··· Record set

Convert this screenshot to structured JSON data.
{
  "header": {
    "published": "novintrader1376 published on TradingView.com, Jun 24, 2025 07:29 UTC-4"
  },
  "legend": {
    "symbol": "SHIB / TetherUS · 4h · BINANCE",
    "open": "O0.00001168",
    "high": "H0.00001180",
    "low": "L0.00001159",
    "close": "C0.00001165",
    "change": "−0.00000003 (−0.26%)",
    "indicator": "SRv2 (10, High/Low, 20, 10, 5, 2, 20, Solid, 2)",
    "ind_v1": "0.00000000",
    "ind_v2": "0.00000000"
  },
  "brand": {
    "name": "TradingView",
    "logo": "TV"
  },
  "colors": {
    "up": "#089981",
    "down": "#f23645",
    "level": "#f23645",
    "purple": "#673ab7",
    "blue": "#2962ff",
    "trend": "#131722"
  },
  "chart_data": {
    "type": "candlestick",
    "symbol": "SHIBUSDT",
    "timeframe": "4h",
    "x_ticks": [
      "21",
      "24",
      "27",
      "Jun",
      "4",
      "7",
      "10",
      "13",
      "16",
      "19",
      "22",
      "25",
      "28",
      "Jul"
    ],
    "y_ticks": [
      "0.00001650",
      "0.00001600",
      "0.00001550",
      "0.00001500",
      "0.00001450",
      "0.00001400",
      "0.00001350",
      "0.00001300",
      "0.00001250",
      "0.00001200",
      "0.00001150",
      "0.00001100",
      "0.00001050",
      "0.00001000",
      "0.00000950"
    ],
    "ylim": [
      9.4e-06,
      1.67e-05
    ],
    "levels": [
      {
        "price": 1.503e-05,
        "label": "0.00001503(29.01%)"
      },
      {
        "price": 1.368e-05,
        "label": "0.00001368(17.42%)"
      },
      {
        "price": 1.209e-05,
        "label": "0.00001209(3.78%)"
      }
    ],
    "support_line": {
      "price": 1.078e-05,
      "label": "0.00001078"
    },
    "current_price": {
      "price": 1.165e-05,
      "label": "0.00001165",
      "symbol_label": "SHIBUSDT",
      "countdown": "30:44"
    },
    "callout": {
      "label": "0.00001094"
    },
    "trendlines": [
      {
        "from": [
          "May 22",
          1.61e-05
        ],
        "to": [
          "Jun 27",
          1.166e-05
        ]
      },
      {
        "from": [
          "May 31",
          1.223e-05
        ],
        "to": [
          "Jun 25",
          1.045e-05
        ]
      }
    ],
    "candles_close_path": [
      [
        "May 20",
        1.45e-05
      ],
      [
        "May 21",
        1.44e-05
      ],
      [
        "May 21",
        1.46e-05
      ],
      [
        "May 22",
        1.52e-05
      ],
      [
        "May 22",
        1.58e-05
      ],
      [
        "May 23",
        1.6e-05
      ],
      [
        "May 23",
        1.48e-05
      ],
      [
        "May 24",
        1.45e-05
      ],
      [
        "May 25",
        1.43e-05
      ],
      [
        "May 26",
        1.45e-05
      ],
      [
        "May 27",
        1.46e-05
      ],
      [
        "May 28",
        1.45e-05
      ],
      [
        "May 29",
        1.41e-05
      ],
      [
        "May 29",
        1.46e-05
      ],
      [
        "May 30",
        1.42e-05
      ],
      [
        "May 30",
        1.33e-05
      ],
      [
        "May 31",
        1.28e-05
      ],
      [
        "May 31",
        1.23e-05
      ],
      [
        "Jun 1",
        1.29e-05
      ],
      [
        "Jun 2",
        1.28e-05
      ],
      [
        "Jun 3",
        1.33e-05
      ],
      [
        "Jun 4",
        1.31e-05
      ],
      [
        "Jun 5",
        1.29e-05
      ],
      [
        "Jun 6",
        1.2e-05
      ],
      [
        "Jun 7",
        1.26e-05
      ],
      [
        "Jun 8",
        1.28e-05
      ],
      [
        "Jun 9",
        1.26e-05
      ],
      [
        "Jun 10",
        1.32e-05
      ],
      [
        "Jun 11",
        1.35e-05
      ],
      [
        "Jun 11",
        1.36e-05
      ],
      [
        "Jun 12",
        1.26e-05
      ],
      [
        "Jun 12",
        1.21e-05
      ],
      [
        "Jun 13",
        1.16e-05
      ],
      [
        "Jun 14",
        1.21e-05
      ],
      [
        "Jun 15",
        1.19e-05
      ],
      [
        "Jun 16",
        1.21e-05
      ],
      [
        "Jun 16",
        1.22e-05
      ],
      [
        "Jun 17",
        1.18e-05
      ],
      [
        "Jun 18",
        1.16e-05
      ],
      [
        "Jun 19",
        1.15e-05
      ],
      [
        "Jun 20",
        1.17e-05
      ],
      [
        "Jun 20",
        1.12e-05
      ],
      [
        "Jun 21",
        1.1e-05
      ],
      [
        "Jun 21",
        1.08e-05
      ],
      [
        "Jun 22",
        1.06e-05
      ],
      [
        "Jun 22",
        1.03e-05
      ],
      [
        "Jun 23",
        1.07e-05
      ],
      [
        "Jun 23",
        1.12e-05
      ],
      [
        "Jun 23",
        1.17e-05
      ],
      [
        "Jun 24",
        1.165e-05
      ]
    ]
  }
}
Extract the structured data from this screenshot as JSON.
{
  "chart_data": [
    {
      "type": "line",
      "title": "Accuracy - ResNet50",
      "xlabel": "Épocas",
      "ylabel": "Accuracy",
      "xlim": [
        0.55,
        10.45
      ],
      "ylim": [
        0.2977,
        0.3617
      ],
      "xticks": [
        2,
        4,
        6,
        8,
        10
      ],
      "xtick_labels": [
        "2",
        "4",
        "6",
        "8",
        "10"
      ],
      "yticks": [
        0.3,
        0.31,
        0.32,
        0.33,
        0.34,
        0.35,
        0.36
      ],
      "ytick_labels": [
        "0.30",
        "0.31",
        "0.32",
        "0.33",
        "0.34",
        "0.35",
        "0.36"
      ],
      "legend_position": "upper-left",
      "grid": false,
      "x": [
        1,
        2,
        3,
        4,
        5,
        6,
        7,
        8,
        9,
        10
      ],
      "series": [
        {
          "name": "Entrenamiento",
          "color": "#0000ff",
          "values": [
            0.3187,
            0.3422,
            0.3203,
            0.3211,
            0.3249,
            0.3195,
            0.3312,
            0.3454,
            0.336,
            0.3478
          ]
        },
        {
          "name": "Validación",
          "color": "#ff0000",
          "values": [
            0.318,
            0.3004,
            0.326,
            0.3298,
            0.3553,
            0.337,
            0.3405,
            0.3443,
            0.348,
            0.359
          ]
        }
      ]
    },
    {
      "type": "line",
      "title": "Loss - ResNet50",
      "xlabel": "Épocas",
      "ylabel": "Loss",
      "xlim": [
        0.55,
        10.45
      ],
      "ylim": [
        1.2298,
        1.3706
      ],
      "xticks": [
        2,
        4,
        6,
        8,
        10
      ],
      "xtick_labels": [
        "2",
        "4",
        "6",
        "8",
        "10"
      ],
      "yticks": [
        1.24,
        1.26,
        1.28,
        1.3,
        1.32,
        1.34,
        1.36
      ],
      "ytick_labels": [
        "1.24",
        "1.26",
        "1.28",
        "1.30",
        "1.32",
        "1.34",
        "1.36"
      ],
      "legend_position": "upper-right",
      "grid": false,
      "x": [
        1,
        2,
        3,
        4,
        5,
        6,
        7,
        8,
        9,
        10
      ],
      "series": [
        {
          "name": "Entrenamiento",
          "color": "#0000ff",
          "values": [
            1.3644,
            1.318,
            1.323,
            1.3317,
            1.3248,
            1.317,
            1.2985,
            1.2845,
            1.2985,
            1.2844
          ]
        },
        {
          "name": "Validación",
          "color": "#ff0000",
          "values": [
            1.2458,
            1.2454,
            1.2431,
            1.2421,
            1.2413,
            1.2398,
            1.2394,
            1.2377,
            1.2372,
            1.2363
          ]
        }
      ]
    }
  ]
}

······

Your task ▸ Copy out the material above in its entirety. Every detail must match.

Solution below ▸
Convert this screenshot to structured JSON data.
{
  "header": {
    "published": "novintrader1376 published on TradingView.com, Jun 24, 2025 07:29 UTC-4"
  },
  "legend": {
    "symbol": "SHIB / TetherUS · 4h · BINANCE",
    "open": "O0.00001168",
    "high": "H0.00001180",
    "low": "L0.00001159",
    "close": "C0.00001165",
    "change": "−0.00000003 (−0.26%)",
    "indicator": "SRv2 (10, High/Low, 20, 10, 5, 2, 20, Solid, 2)",
    "ind_v1": "0.00000000",
    "ind_v2": "0.00000000"
  },
  "brand": {
    "name": "TradingView",
    "logo": "TV"
  },
  "colors": {
    "up": "#089981",
    "down": "#f23645",
    "level": "#f23645",
    "purple": "#673ab7",
    "blue": "#2962ff",
    "trend": "#131722"
  },
  "chart_data": {
    "type": "candlestick",
    "symbol": "SHIBUSDT",
    "timeframe": "4h",
    "x_ticks": [
      "21",
      "24",
      "27",
      "Jun",
      "4",
      "7",
      "10",
      "13",
      "16",
      "19",
      "22",
      "25",
      "28",
      "Jul"
    ],
    "y_ticks": [
      "0.00001650",
      "0.00001600",
      "0.00001550",
      "0.00001500",
      "0.00001450",
      "0.00001400",
      "0.00001350",
      "0.00001300",
      "0.00001250",
      "0.00001200",
      "0.00001150",
      "0.00001100",
      "0.00001050",
      "0.00001000",
      "0.00000950"
    ],
    "ylim": [
      9.4e-06,
      1.67e-05
    ],
    "levels": [
      {
        "price": 1.503e-05,
        "label": "0.00001503(29.01%)"
      },
      {
        "price": 1.368e-05,
        "label": "0.00001368(17.42%)"
      },
      {
        "price": 1.209e-05,
        "label": "0.00001209(3.78%)"
      }
    ],
    "support_line": {
      "price": 1.078e-05,
      "label": "0.00001078"
    },
    "current_price": {
      "price": 1.165e-05,
      "label": "0.00001165",
      "symbol_label": "SHIBUSDT",
      "countdown": "30:44"
    },
    "callout": {
      "label": "0.00001094"
    },
    "trendlines": [
      {
        "from": [
          "May 22",
          1.61e-05
        ],
        "to": [
          "Jun 27",
          1.166e-05
        ]
      },
      {
        "from": [
          "May 31",
          1.223e-05
        ],
        "to": [
          "Jun 25",
          1.045e-05
        ]
      }
    ],
    "candles_close_path": [
      [
        "May 20",
        1.45e-05
      ],
      [
        "May 21",
        1.44e-05
      ],
      [
        "May 21",
        1.46e-05
      ],
      [
        "May 22",
        1.52e-05
      ],
      [
        "May 22",
        1.58e-05
      ],
      [
        "May 23",
        1.6e-05
      ],
      [
        "May 23",
        1.48e-05
      ],
      [
        "May 24",
        1.45e-05
      ],
      [
        "May 25",
        1.43e-05
      ],
      [
        "May 26",
        1.45e-05
      ],
      [
        "May 27",
        1.46e-05
      ],
      [
        "May 28",
        1.45e-05
      ],
      [
        "May 29",
        1.41e-05
      ],
      [
        "May 29",
        1.46e-05
      ],
      [
        "May 30",
        1.42e-05
      ],
      [
        "May 30",
        1.33e-05
      ],
      [
        "May 31",
        1.28e-05
      ],
      [
        "May 31",
        1.23e-05
      ],
      [
        "Jun 1",
        1.29e-05
      ],
      [
        "Jun 2",
        1.28e-05
      ],
      [
        "Jun 3",
        1.33e-05
      ],
      [
        "Jun 4",
        1.31e-05
      ],
      [
        "Jun 5",
        1.29e-05
      ],
      [
        "Jun 6",
        1.2e-05
      ],
      [
        "Jun 7",
        1.26e-05
      ],
      [
        "Jun 8",
        1.28e-05
      ],
      [
        "Jun 9",
        1.26e-05
      ],
      [
        "Jun 10",
        1.32e-05
      ],
      [
        "Jun 11",
        1.35e-05
      ],
      [
        "Jun 11",
        1.36e-05
      ],
      [
        "Jun 12",
        1.26e-05
      ],
      [
        "Jun 12",
        1.21e-05
      ],
      [
        "Jun 13",
        1.16e-05
      ],
      [
        "Jun 14",
        1.21e-05
      ],
      [
        "Jun 15",
        1.19e-05
      ],
      [
        "Jun 16",
        1.21e-05
      ],
      [
        "Jun 16",
        1.22e-05
      ],
      [
        "Jun 17",
        1.18e-05
      ],
      [
        "Jun 18",
        1.16e-05
      ],
      [
        "Jun 19",
        1.15e-05
      ],
      [
        "Jun 20",
        1.17e-05
      ],
      [
        "Jun 20",
        1.12e-05
      ],
      [
        "Jun 21",
        1.1e-05
      ],
      [
        "Jun 21",
        1.08e-05
      ],
      [
        "Jun 22",
        1.06e-05
      ],
      [
        "Jun 22",
        1.03e-05
      ],
      [
        "Jun 23",
        1.07e-05
      ],
      [
        "Jun 23",
        1.12e-05
      ],
      [
        "Jun 23",
        1.17e-05
      ],
      [
        "Jun 24",
        1.165e-05
      ]
    ]
  }
}
Extract the structured data from this screenshot as JSON.
{
  "chart_data": [
    {
      "type": "line",
      "title": "Accuracy - ResNet50",
      "xlabel": "Épocas",
      "ylabel": "Accuracy",
      "xlim": [
        0.55,
        10.45
      ],
      "ylim": [
        0.2977,
        0.3617
      ],
      "xticks": [
        2,
        4,
        6,
        8,
        10
      ],
      "xtick_labels": [
        "2",
        "4",
        "6",
        "8",
        "10"
      ],
      "yticks": [
        0.3,
        0.31,
        0.32,
        0.33,
        0.34,
        0.35,
        0.36
      ],
      "ytick_labels": [
        "0.30",
        "0.31",
        "0.32",
        "0.33",
        "0.34",
        "0.35",
        "0.36"
      ],
      "legend_position": "upper-left",
      "grid": false,
      "x": [
        1,
        2,
        3,
        4,
        5,
        6,
        7,
        8,
        9,
        10
      ],
      "series": [
        {
          "name": "Entrenamiento",
          "color": "#0000ff",
          "values": [
            0.3187,
            0.3422,
            0.3203,
            0.3211,
            0.3249,
            0.3195,
            0.3312,
            0.3454,
            0.336,
            0.3478
          ]
        },
        {
          "name": "Validación",
          "color": "#ff0000",
          "values": [
            0.318,
            0.3004,
            0.326,
            0.3298,
            0.3553,
            0.337,
            0.3405,
            0.3443,
            0.348,
            0.359
          ]
        }
      ]
    },
    {
      "type": "line",
      "title": "Loss - ResNet50",
      "xlabel": "Épocas",
      "ylabel": "Loss",
      "xlim": [
        0.55,
        10.45
      ],
      "ylim": [
        1.2298,
        1.3706
      ],
      "xticks": [
        2,
        4,
        6,
        8,
        10
      ],
      "xtick_labels": [
        "2",
        "4",
        "6",
        "8",
        "10"
      ],
      "yticks": [
        1.24,
        1.26,
        1.28,
        1.3,
        1.32,
        1.34,
        1.36
      ],
      "ytick_labels": [
        "1.24",
        "1.26",
        "1.28",
        "1.30",
        "1.32",
        "1.34",
        "1.36"
      ],
      "legend_position": "upper-right",
      "grid": false,
      "x": [
        1,
        2,
        3,
        4,
        5,
        6,
        7,
        8,
        9,
        10
      ],
      "series": [
        {
          "name": "Entrenamiento",
          "color": "#0000ff",
          "values": [
            1.3644,
            1.318,
            1.323,
            1.3317,
            1.3248,
            1.317,
            1.2985,
            1.2845,
            1.2985,
            1.2844
          ]
        },
        {
          "name": "Validación",
          "color": "#ff0000",
          "values": [
            1.2458,
            1.2454,
            1.2431,
            1.2421,
            1.2413,
            1.2398,
            1.2394,
            1.2377,
            1.2372,
            1.2363
          ]
        }
      ]
    }
  ]
}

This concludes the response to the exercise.